Collected data entries:
= = = = =

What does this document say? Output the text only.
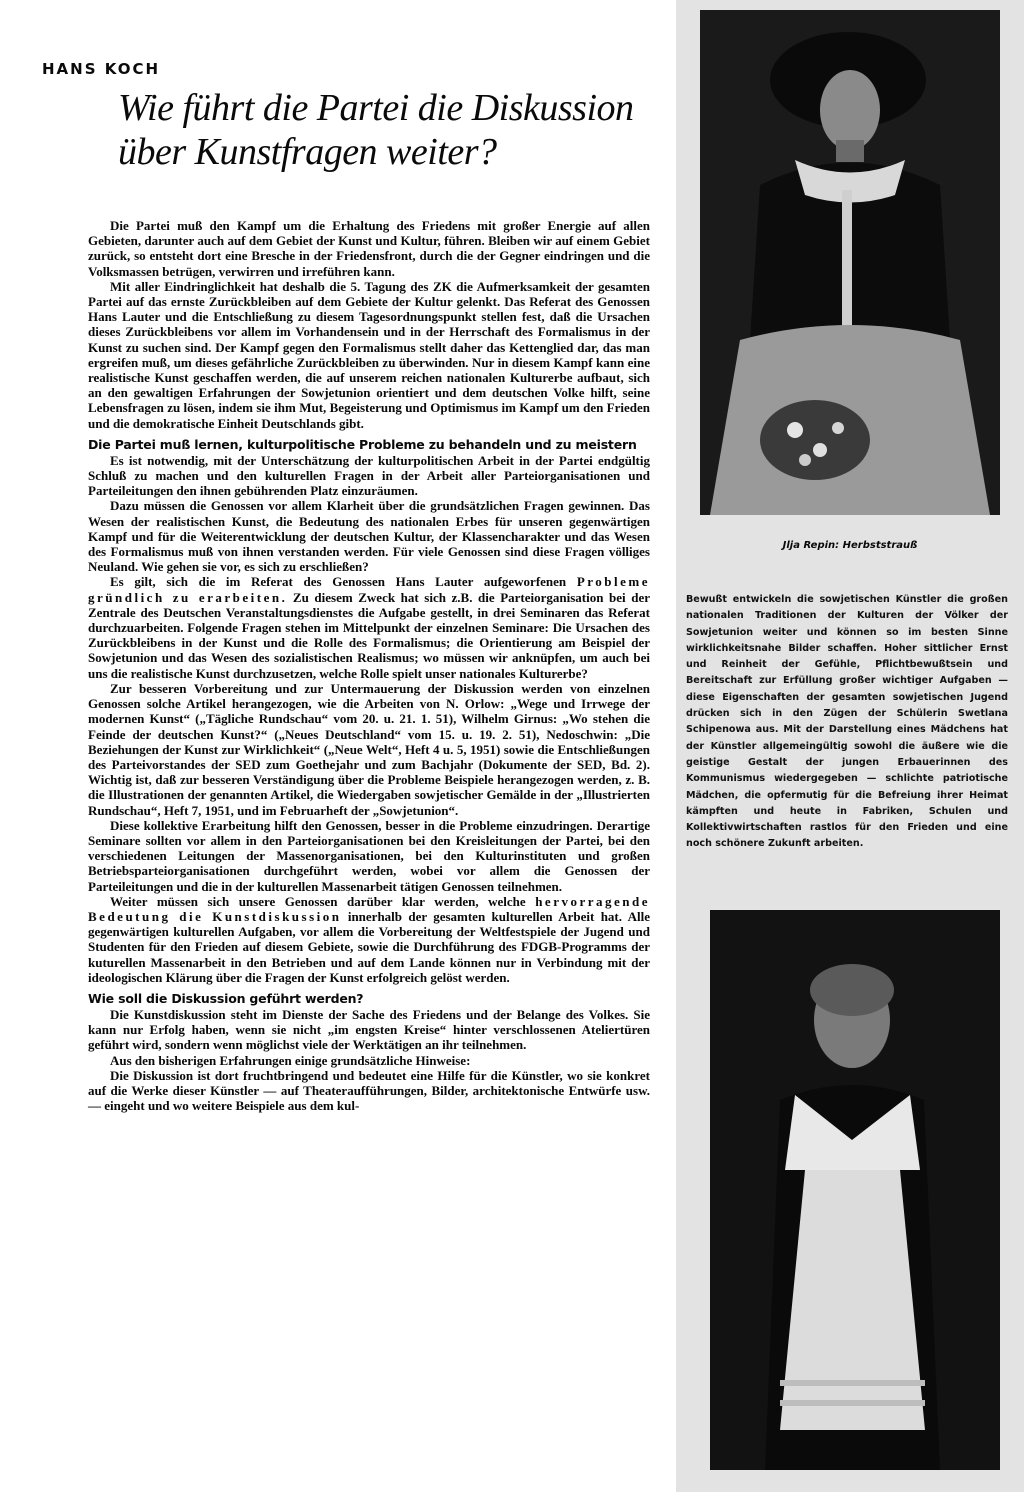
HANS KOCH
Wie führt die Partei die Diskussion
über Kunstfragen weiter?

Die Partei muß den Kampf um die Erhaltung des Friedens mit großer Energie auf allen Gebieten, darunter auch auf dem Gebiet der Kunst und Kultur, führen. Bleiben wir auf einem Gebiet zurück, so entsteht dort eine Bresche in der Friedensfront, durch die der Gegner eindringen und die Volksmassen betrügen, verwirren und irreführen kann.

Mit aller Eindringlichkeit hat deshalb die 5. Tagung des ZK die Aufmerksamkeit der gesamten Partei auf das ernste Zurückbleiben auf dem Gebiete der Kultur gelenkt. Das Referat des Genossen Hans Lauter und die Entschließung zu diesem Tagesordnungspunkt stellen fest, daß die Ursachen dieses Zurückbleibens vor allem im Vorhandensein und in der Herrschaft des Formalismus in der Kunst zu suchen sind. Der Kampf gegen den Formalismus stellt daher das Kettenglied dar, das man ergreifen muß, um dieses gefährliche Zurückbleiben zu überwinden. Nur in diesem Kampf kann eine realistische Kunst geschaffen werden, die auf unserem reichen nationalen Kulturerbe aufbaut, sich an den gewaltigen Erfahrungen der Sowjetunion orientiert und dem deutschen Volke hilft, seine Lebensfragen zu lösen, indem sie ihm Mut, Begeisterung und Optimismus im Kampf um den Frieden und die demokratische Einheit Deutschlands gibt.

Die Partei muß lernen, kulturpolitische Probleme zu behandeln und zu meistern

Es ist notwendig, mit der Unterschätzung der kulturpolitischen Arbeit in der Partei endgültig Schluß zu machen und den kulturellen Fragen in der Arbeit aller Parteiorganisationen und Parteileitungen den ihnen gebührenden Platz einzuräumen.

Dazu müssen die Genossen vor allem Klarheit über die grundsätzlichen Fragen gewinnen. Das Wesen der realistischen Kunst, die Bedeutung des nationalen Erbes für unseren gegenwärtigen Kampf und für die Weiterentwicklung der deutschen Kultur, der Klassencharakter und das Wesen des Formalismus muß von ihnen verstanden werden. Für viele Genossen sind diese Fragen völliges Neuland. Wie gehen sie vor, es sich zu erschließen?

Es gilt, sich die im Referat des Genossen Hans Lauter aufgeworfenen Probleme gründlich zu erarbeiten. Zu diesem Zweck hat sich z.B. die Parteiorganisation bei der Zentrale des Deutschen Veranstaltungsdienstes die Aufgabe gestellt, in drei Seminaren das Referat durchzuarbeiten. Folgende Fragen stehen im Mittelpunkt der einzelnen Seminare: Die Ursachen des Zurückbleibens in der Kunst und die Rolle des Formalismus; die Orientierung am Beispiel der Sowjetunion und das Wesen des sozialistischen Realismus; wo müssen wir anknüpfen, um auch bei uns die realistische Kunst durchzusetzen, welche Rolle spielt unser nationales Kulturerbe?

Zur besseren Vorbereitung und zur Untermauerung der Diskussion werden von einzelnen Genossen solche Artikel herangezogen, wie die Arbeiten von N. Orlow: „Wege und Irrwege der modernen Kunst“ („Tägliche Rundschau“ vom 20. u. 21. 1. 51), Wilhelm Girnus: „Wo stehen die Feinde der deutschen Kunst?“ („Neues Deutschland“ vom 15. u. 19. 2. 51), Nedoschwin: „Die Beziehungen der Kunst zur Wirklichkeit“ („Neue Welt“, Heft 4 u. 5, 1951) sowie die Entschließungen des Parteivorstandes der SED zum Goethejahr und zum Bachjahr (Dokumente der SED, Bd. 2). Wichtig ist, daß zur besseren Verständigung über die Probleme Beispiele herangezogen werden, z. B. die Illustrationen der genannten Artikel, die Wiedergaben sowjetischer Gemälde in der „Illustrierten Rundschau“, Heft 7, 1951, und im Februarheft der „Sowjetunion“.

Diese kollektive Erarbeitung hilft den Genossen, besser in die Probleme einzudringen. Derartige Seminare sollten vor allem in den Parteiorganisationen bei den Kreisleitungen der Partei, bei den verschiedenen Leitungen der Massenorganisationen, bei den Kulturinstituten und großen Betriebsparteiorganisationen durchgeführt werden, wobei vor allem die Genossen der Parteileitungen und die in der kulturellen Massenarbeit tätigen Genossen teilnehmen.

Weiter müssen sich unsere Genossen darüber klar werden, welche hervorragende Bedeutung die Kunstdiskussion innerhalb der gesamten kulturellen Arbeit hat. Alle gegenwärtigen kulturellen Aufgaben, vor allem die Vorbereitung der Weltfestspiele der Jugend und Studenten für den Frieden auf diesem Gebiete, sowie die Durchführung des FDGB-Programms der kuturellen Massenarbeit in den Betrieben und auf dem Lande können nur in Verbindung mit der ideologischen Klärung über die Fragen der Kunst erfolgreich gelöst werden.

Wie soll die Diskussion geführt werden?

Die Kunstdiskussion steht im Dienste der Sache des Friedens und der Belange des Volkes. Sie kann nur Erfolg haben, wenn sie nicht „im engsten Kreise“ hinter verschlossenen Ateliertüren geführt wird, sondern wenn möglichst viele der Werktätigen an ihr teilnehmen.

Aus den bisherigen Erfahrungen einige grundsätzliche Hinweise:

Die Diskussion ist dort fruchtbringend und bedeutet eine Hilfe für die Künstler, wo sie konkret auf die Werke dieser Künstler — auf Theateraufführungen, Bilder, architektonische Entwürfe usw. — eingeht und wo weitere Beispiele aus dem kul-

Jlja Repin: Herbststrauß
Bewußt entwickeln die sowjetischen Künstler die großen nationalen Traditionen der Kulturen der Völker der Sowjetunion weiter und können so im besten Sinne wirklichkeitsnahe Bilder schaffen. Hoher sittlicher Ernst und Reinheit der Gefühle, Pflichtbewußtsein und Bereitschaft zur Erfüllung großer wichtiger Aufgaben — diese Eigenschaften der gesamten sowjetischen Jugend drücken sich in den Zügen der Schülerin Swetlana Schipenowa aus. Mit der Darstellung eines Mädchens hat der Künstler allgemeingültig sowohl die äußere wie die geistige Gestalt der jungen Erbauerinnen des Kommunismus wiedergegeben — schlichte patriotische Mädchen, die opfermutig für die Befreiung ihrer Heimat kämpften und heute in Fabriken, Schulen und Kollektivwirtschaften rastlos für den Frieden und eine noch schönere Zukunft arbeiten.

= = = = =

→ **WRITTEN TASK**: Repeat all the records above exactly, leaving out any pictures.

→ **REPLY**:
What does this document say? Output the text only.
HANS KOCH
Wie führt die Partei die Diskussion
über Kunstfragen weiter?

Die Partei muß den Kampf um die Erhaltung des Friedens mit großer Energie auf allen Gebieten, darunter auch auf dem Gebiet der Kunst und Kultur, führen. Bleiben wir auf einem Gebiet zurück, so entsteht dort eine Bresche in der Friedensfront, durch die der Gegner eindringen und die Volksmassen betrügen, verwirren und irreführen kann.

Mit aller Eindringlichkeit hat deshalb die 5. Tagung des ZK die Aufmerksamkeit der gesamten Partei auf das ernste Zurückbleiben auf dem Gebiete der Kultur gelenkt. Das Referat des Genossen Hans Lauter und die Entschließung zu diesem Tagesordnungspunkt stellen fest, daß die Ursachen dieses Zurückbleibens vor allem im Vorhandensein und in der Herrschaft des Formalismus in der Kunst zu suchen sind. Der Kampf gegen den Formalismus stellt daher das Kettenglied dar, das man ergreifen muß, um dieses gefährliche Zurückbleiben zu überwinden. Nur in diesem Kampf kann eine realistische Kunst geschaffen werden, die auf unserem reichen nationalen Kulturerbe aufbaut, sich an den gewaltigen Erfahrungen der Sowjetunion orientiert und dem deutschen Volke hilft, seine Lebensfragen zu lösen, indem sie ihm Mut, Begeisterung und Optimismus im Kampf um den Frieden und die demokratische Einheit Deutschlands gibt.

Die Partei muß lernen, kulturpolitische Probleme zu behandeln und zu meistern

Es ist notwendig, mit der Unterschätzung der kulturpolitischen Arbeit in der Partei endgültig Schluß zu machen und den kulturellen Fragen in der Arbeit aller Parteiorganisationen und Parteileitungen den ihnen gebührenden Platz einzuräumen.

Dazu müssen die Genossen vor allem Klarheit über die grundsätzlichen Fragen gewinnen. Das Wesen der realistischen Kunst, die Bedeutung des nationalen Erbes für unseren gegenwärtigen Kampf und für die Weiterentwicklung der deutschen Kultur, der Klassencharakter und das Wesen des Formalismus muß von ihnen verstanden werden. Für viele Genossen sind diese Fragen völliges Neuland. Wie gehen sie vor, es sich zu erschließen?

Es gilt, sich die im Referat des Genossen Hans Lauter aufgeworfenen Probleme gründlich zu erarbeiten. Zu diesem Zweck hat sich z.B. die Parteiorganisation bei der Zentrale des Deutschen Veranstaltungsdienstes die Aufgabe gestellt, in drei Seminaren das Referat durchzuarbeiten. Folgende Fragen stehen im Mittelpunkt der einzelnen Seminare: Die Ursachen des Zurückbleibens in der Kunst und die Rolle des Formalismus; die Orientierung am Beispiel der Sowjetunion und das Wesen des sozialistischen Realismus; wo müssen wir anknüpfen, um auch bei uns die realistische Kunst durchzusetzen, welche Rolle spielt unser nationales Kulturerbe?

Zur besseren Vorbereitung und zur Untermauerung der Diskussion werden von einzelnen Genossen solche Artikel herangezogen, wie die Arbeiten von N. Orlow: „Wege und Irrwege der modernen Kunst“ („Tägliche Rundschau“ vom 20. u. 21. 1. 51), Wilhelm Girnus: „Wo stehen die Feinde der deutschen Kunst?“ („Neues Deutschland“ vom 15. u. 19. 2. 51), Nedoschwin: „Die Beziehungen der Kunst zur Wirklichkeit“ („Neue Welt“, Heft 4 u. 5, 1951) sowie die Entschließungen des Parteivorstandes der SED zum Goethejahr und zum Bachjahr (Dokumente der SED, Bd. 2). Wichtig ist, daß zur besseren Verständigung über die Probleme Beispiele herangezogen werden, z. B. die Illustrationen der genannten Artikel, die Wiedergaben sowjetischer Gemälde in der „Illustrierten Rundschau“, Heft 7, 1951, und im Februarheft der „Sowjetunion“.

Diese kollektive Erarbeitung hilft den Genossen, besser in die Probleme einzudringen. Derartige Seminare sollten vor allem in den Parteiorganisationen bei den Kreisleitungen der Partei, bei den verschiedenen Leitungen der Massenorganisationen, bei den Kulturinstituten und großen Betriebsparteiorganisationen durchgeführt werden, wobei vor allem die Genossen der Parteileitungen und die in der kulturellen Massenarbeit tätigen Genossen teilnehmen.

Weiter müssen sich unsere Genossen darüber klar werden, welche hervorragende Bedeutung die Kunstdiskussion innerhalb der gesamten kulturellen Arbeit hat. Alle gegenwärtigen kulturellen Aufgaben, vor allem die Vorbereitung der Weltfestspiele der Jugend und Studenten für den Frieden auf diesem Gebiete, sowie die Durchführung des FDGB-Programms der kuturellen Massenarbeit in den Betrieben und auf dem Lande können nur in Verbindung mit der ideologischen Klärung über die Fragen der Kunst erfolgreich gelöst werden.

Wie soll die Diskussion geführt werden?

Die Kunstdiskussion steht im Dienste der Sache des Friedens und der Belange des Volkes. Sie kann nur Erfolg haben, wenn sie nicht „im engsten Kreise“ hinter verschlossenen Ateliertüren geführt wird, sondern wenn möglichst viele der Werktätigen an ihr teilnehmen.

Aus den bisherigen Erfahrungen einige grundsätzliche Hinweise:

Die Diskussion ist dort fruchtbringend und bedeutet eine Hilfe für die Künstler, wo sie konkret auf die Werke dieser Künstler — auf Theateraufführungen, Bilder, architektonische Entwürfe usw. — eingeht und wo weitere Beispiele aus dem kul-

Jlja Repin: Herbststrauß
Bewußt entwickeln die sowjetischen Künstler die großen nationalen Traditionen der Kulturen der Völker der Sowjetunion weiter und können so im besten Sinne wirklichkeitsnahe Bilder schaffen. Hoher sittlicher Ernst und Reinheit der Gefühle, Pflichtbewußtsein und Bereitschaft zur Erfüllung großer wichtiger Aufgaben — diese Eigenschaften der gesamten sowjetischen Jugend drücken sich in den Zügen der Schülerin Swetlana Schipenowa aus. Mit der Darstellung eines Mädchens hat der Künstler allgemeingültig sowohl die äußere wie die geistige Gestalt der jungen Erbauerinnen des Kommunismus wiedergegeben — schlichte patriotische Mädchen, die opfermutig für die Befreiung ihrer Heimat kämpften und heute in Fabriken, Schulen und Kollektivwirtschaften rastlos für den Frieden und eine noch schönere Zukunft arbeiten.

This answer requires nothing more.